== Exercise ==
In the lines below, find how many contain the word "name" and report that figure alone.

== Record list ==

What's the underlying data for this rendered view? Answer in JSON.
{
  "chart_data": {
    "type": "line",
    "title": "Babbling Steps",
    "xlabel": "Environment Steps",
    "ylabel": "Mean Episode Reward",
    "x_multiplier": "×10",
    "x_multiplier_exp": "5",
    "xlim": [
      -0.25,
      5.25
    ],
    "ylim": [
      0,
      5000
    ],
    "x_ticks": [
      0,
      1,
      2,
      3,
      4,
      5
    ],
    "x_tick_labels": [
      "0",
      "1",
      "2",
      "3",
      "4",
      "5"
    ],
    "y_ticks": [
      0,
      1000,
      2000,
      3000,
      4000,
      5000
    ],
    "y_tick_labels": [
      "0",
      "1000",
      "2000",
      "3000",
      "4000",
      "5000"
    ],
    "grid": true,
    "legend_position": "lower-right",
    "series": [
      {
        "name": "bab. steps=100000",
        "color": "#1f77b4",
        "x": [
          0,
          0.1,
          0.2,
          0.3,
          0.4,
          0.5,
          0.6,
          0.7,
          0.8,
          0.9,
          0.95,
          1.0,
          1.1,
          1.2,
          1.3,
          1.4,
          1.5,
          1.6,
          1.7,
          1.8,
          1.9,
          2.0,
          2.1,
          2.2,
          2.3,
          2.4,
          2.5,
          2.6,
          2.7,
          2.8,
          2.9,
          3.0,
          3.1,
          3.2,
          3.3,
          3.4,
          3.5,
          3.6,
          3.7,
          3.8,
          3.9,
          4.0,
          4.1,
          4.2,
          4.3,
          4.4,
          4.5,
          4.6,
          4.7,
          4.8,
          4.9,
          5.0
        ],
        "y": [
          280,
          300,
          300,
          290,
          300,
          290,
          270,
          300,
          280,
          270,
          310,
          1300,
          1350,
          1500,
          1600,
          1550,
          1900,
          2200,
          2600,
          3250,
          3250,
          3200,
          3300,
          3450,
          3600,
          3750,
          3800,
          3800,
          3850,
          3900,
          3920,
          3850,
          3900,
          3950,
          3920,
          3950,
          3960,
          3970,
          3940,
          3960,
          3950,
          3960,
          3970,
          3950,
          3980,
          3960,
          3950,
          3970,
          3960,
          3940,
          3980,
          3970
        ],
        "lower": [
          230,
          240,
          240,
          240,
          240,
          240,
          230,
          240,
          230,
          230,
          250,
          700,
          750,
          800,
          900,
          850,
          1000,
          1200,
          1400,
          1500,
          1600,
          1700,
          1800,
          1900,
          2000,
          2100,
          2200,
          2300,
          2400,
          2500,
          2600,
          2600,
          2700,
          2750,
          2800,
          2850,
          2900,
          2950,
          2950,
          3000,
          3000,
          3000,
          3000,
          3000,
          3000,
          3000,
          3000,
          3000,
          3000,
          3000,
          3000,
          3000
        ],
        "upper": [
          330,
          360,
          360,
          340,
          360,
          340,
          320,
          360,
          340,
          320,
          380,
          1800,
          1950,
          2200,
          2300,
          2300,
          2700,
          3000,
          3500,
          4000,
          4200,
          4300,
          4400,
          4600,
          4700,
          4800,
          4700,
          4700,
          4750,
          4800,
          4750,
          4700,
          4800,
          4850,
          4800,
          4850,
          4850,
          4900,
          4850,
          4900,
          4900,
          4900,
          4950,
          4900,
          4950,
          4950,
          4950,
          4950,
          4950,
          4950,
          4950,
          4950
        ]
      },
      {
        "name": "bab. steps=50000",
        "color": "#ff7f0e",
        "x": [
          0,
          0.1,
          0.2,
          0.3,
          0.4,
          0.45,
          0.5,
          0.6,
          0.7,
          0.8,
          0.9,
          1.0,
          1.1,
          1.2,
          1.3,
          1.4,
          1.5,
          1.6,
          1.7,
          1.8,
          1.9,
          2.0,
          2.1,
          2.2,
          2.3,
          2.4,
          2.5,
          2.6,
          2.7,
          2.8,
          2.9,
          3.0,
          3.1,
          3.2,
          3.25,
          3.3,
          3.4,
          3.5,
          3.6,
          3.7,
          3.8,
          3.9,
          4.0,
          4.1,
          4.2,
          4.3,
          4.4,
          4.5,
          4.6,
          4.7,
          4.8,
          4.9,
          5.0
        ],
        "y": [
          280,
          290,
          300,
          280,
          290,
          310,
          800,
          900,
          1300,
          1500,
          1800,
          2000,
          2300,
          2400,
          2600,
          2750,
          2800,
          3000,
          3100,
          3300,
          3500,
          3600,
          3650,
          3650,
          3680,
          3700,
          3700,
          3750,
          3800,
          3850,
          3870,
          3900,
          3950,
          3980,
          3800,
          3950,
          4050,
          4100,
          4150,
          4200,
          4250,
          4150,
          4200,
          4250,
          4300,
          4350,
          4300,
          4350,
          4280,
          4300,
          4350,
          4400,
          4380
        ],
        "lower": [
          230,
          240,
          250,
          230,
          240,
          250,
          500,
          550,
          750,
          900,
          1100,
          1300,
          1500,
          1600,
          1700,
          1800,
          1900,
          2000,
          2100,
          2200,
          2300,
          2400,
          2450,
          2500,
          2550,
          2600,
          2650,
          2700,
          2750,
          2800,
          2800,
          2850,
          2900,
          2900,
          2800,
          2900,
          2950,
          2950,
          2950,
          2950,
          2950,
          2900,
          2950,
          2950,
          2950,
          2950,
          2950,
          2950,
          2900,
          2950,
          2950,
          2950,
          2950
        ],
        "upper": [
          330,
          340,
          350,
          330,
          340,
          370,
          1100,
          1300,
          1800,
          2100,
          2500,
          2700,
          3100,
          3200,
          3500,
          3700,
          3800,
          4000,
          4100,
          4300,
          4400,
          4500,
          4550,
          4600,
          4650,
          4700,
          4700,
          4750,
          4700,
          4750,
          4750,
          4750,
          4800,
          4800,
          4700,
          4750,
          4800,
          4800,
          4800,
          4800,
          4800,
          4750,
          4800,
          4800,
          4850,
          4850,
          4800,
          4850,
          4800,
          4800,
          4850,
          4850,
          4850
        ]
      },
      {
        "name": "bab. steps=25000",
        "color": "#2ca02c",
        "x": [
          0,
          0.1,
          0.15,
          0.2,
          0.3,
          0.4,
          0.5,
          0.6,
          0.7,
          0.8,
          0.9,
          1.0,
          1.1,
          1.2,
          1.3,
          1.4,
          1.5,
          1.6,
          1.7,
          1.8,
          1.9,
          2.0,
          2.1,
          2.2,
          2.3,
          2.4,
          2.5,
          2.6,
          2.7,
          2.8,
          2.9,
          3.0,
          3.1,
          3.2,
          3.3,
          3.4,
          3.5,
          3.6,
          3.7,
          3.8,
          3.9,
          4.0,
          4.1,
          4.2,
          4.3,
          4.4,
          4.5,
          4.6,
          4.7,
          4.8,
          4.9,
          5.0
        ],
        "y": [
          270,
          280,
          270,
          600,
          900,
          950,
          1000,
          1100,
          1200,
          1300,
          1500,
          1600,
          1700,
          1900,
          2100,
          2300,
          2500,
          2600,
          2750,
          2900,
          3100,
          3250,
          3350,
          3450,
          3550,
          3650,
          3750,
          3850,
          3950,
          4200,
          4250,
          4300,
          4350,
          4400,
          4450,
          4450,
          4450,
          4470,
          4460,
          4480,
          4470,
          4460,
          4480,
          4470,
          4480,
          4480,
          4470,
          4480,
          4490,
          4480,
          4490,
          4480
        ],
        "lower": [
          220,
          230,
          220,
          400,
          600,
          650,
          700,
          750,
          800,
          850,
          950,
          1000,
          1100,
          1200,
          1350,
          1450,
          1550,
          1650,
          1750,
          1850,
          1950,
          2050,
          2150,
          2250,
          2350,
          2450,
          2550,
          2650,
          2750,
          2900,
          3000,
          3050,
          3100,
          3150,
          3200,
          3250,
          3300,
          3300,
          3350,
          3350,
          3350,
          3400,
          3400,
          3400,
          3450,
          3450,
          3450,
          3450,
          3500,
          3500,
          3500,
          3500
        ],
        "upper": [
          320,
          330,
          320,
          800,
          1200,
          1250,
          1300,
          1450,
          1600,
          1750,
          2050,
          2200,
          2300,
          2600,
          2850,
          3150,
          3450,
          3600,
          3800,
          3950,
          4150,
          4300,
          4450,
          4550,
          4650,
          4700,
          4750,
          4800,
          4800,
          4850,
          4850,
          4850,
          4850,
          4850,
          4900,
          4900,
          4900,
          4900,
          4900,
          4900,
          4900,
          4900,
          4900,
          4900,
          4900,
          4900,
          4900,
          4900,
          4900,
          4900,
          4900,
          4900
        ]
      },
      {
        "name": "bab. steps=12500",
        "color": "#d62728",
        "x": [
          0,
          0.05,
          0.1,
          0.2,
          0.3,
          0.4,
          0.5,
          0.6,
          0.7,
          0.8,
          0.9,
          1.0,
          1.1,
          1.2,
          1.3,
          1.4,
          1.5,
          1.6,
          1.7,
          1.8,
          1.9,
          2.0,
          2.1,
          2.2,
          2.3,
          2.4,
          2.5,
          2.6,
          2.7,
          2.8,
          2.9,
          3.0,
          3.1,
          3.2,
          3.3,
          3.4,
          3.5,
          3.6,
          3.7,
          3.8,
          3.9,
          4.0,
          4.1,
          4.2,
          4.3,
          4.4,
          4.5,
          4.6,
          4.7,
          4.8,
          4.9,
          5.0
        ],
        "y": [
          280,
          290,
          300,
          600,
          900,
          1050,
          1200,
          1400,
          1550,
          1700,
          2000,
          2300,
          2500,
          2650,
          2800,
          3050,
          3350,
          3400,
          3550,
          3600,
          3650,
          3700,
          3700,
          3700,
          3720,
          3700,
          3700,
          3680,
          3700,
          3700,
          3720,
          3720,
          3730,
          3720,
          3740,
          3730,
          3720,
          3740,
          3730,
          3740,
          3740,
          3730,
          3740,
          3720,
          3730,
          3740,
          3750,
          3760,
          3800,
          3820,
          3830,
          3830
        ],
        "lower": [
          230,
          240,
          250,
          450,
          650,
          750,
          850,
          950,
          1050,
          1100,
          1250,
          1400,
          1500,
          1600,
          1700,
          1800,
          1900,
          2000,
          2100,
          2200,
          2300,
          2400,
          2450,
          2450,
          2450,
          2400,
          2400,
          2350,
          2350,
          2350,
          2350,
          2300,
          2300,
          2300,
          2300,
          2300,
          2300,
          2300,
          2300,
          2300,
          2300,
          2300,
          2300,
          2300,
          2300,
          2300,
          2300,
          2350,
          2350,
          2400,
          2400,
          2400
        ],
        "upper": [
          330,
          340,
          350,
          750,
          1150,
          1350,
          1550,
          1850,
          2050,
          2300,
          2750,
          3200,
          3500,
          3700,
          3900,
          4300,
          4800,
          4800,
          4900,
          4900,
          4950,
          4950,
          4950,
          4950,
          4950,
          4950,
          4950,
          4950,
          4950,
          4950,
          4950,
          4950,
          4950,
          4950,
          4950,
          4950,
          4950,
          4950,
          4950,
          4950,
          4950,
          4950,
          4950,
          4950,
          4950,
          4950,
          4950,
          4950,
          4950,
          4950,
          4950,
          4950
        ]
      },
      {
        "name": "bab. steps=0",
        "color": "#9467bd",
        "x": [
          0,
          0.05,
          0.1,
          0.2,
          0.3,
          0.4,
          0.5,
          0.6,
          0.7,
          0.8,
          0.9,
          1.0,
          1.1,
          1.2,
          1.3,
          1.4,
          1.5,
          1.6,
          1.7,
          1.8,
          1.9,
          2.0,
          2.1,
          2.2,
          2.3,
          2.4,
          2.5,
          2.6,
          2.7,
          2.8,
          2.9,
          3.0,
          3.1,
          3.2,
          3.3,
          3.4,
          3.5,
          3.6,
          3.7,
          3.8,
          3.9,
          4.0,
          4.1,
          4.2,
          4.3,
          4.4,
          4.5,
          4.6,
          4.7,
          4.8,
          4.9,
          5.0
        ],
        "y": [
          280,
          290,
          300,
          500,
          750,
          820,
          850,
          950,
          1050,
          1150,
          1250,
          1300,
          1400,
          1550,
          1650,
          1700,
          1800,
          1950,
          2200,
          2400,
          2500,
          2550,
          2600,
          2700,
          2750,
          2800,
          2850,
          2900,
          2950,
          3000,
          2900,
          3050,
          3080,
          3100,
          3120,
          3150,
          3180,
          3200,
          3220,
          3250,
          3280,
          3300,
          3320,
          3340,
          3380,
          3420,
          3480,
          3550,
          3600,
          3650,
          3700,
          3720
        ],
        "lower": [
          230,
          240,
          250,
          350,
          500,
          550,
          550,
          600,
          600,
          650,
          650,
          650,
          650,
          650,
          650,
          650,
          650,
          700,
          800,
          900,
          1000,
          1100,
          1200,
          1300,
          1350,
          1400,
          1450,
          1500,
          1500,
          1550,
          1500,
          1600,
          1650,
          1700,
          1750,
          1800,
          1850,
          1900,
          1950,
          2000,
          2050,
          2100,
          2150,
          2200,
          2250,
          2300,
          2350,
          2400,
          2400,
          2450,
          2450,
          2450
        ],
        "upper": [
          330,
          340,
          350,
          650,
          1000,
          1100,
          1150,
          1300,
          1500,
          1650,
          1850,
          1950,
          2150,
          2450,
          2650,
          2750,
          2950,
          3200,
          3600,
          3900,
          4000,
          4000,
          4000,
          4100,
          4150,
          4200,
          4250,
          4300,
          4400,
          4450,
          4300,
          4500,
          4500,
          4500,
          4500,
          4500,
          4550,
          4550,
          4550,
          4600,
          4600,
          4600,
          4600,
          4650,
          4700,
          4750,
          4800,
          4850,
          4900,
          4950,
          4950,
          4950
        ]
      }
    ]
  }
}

== Task answer ==
5